WORK REQUIRED:
From the entries below, extract every line that includes the word "title".

--- Start ---

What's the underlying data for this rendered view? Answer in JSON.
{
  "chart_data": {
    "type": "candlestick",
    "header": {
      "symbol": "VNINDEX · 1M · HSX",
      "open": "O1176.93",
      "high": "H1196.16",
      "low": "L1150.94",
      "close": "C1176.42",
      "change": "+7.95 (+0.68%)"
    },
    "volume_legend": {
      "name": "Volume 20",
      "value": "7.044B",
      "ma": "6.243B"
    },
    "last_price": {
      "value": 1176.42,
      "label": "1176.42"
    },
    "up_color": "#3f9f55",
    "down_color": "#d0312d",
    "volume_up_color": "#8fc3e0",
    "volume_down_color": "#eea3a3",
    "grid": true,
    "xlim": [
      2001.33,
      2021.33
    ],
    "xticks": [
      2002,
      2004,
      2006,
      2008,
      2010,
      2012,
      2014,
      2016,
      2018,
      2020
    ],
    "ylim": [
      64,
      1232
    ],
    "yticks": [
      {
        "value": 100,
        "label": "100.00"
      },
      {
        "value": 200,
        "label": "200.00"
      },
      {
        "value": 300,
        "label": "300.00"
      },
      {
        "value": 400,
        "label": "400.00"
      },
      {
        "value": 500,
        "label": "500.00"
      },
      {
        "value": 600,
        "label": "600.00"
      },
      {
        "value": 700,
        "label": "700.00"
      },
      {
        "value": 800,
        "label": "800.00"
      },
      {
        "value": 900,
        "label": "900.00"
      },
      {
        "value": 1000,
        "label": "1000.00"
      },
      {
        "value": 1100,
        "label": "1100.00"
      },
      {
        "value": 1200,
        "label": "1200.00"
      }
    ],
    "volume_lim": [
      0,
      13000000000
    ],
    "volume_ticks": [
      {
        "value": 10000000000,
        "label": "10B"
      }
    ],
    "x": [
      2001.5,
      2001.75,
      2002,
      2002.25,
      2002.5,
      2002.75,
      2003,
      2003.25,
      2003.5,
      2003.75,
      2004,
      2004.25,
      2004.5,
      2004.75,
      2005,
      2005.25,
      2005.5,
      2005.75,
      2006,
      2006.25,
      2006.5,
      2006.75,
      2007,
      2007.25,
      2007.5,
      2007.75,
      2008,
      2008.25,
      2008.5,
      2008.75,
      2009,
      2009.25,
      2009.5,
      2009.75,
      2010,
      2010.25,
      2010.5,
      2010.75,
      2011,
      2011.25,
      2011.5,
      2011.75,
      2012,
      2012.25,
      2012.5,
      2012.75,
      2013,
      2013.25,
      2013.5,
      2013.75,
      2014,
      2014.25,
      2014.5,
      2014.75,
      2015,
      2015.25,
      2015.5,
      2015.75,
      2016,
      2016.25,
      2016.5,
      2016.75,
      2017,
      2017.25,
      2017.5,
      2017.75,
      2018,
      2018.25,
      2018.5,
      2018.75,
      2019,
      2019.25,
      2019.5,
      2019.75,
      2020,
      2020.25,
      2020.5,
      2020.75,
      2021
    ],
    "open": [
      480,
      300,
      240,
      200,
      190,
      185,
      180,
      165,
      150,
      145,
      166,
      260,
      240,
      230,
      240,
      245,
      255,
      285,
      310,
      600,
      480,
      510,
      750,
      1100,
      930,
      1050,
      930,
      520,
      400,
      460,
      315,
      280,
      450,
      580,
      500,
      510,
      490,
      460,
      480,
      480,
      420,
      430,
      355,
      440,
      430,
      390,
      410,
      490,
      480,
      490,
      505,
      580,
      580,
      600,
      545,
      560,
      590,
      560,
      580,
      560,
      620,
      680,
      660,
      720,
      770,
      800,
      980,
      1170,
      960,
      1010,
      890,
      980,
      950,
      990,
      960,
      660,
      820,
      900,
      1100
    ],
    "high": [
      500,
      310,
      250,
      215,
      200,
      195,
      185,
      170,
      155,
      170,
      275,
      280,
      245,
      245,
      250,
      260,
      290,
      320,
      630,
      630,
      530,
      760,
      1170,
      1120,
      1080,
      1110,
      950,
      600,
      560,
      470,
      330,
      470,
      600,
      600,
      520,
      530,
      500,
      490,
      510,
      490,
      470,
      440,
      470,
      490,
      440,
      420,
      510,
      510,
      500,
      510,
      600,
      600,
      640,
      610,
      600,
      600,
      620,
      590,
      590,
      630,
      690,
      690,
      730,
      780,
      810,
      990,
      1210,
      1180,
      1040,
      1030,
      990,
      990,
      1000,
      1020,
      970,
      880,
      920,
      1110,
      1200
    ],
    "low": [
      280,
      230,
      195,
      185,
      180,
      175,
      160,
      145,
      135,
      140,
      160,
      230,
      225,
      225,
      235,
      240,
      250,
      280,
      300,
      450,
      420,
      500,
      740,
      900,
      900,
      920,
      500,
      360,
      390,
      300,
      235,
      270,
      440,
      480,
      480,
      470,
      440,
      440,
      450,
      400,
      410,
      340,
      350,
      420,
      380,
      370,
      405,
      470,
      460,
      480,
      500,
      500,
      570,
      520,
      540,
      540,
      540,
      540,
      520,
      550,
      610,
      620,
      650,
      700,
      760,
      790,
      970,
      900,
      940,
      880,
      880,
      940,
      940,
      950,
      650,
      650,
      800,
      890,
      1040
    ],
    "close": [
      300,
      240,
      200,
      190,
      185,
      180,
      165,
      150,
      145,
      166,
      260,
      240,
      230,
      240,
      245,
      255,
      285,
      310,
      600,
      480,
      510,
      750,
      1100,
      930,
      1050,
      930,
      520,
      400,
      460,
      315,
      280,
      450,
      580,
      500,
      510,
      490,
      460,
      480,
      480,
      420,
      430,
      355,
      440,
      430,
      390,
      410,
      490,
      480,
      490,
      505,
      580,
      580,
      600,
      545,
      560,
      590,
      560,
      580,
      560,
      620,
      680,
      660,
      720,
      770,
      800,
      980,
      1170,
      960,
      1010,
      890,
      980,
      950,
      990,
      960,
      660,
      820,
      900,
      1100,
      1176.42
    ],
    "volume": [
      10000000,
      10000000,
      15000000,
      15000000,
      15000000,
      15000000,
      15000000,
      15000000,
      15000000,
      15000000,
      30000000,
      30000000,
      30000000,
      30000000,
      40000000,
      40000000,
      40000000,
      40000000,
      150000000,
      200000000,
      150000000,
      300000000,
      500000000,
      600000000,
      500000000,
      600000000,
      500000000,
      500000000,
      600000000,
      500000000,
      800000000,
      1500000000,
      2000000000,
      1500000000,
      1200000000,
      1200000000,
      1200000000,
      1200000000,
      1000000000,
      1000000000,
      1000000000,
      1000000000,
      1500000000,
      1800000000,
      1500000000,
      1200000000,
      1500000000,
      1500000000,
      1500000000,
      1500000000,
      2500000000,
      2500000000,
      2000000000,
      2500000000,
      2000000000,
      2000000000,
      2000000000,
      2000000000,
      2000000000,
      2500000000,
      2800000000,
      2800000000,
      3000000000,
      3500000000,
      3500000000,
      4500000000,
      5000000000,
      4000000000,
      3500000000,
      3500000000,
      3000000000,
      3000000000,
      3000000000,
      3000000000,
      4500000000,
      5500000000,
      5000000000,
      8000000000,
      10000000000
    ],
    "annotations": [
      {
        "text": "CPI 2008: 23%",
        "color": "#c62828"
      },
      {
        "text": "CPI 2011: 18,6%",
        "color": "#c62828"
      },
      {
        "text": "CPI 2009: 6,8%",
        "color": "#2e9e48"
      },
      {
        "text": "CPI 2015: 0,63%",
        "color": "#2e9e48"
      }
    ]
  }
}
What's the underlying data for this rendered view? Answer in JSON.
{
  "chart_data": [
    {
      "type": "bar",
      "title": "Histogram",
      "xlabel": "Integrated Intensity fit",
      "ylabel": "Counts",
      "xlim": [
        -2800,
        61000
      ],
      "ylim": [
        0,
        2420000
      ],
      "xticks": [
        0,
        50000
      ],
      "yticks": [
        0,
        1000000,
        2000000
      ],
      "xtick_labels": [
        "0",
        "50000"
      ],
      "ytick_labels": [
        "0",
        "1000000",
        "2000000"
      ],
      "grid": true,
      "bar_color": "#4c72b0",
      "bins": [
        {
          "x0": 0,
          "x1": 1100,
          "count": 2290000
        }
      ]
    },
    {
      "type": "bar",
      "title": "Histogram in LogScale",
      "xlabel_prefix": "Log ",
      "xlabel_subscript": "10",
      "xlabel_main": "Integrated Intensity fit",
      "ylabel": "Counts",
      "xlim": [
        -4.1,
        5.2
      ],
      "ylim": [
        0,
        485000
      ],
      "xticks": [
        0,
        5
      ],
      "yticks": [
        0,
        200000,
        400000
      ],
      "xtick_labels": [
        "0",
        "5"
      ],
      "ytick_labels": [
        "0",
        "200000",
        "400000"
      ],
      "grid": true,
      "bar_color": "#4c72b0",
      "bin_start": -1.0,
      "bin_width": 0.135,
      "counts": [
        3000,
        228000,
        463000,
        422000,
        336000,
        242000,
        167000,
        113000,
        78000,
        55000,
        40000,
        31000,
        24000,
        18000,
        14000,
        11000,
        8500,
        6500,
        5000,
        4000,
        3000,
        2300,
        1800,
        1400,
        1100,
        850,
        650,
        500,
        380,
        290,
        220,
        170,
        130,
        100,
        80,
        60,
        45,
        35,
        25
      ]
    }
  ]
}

--- End ---

RESPONSE TO THE EXERCISE:
      "title": "Histogram",
      "title": "Histogram in LogScale",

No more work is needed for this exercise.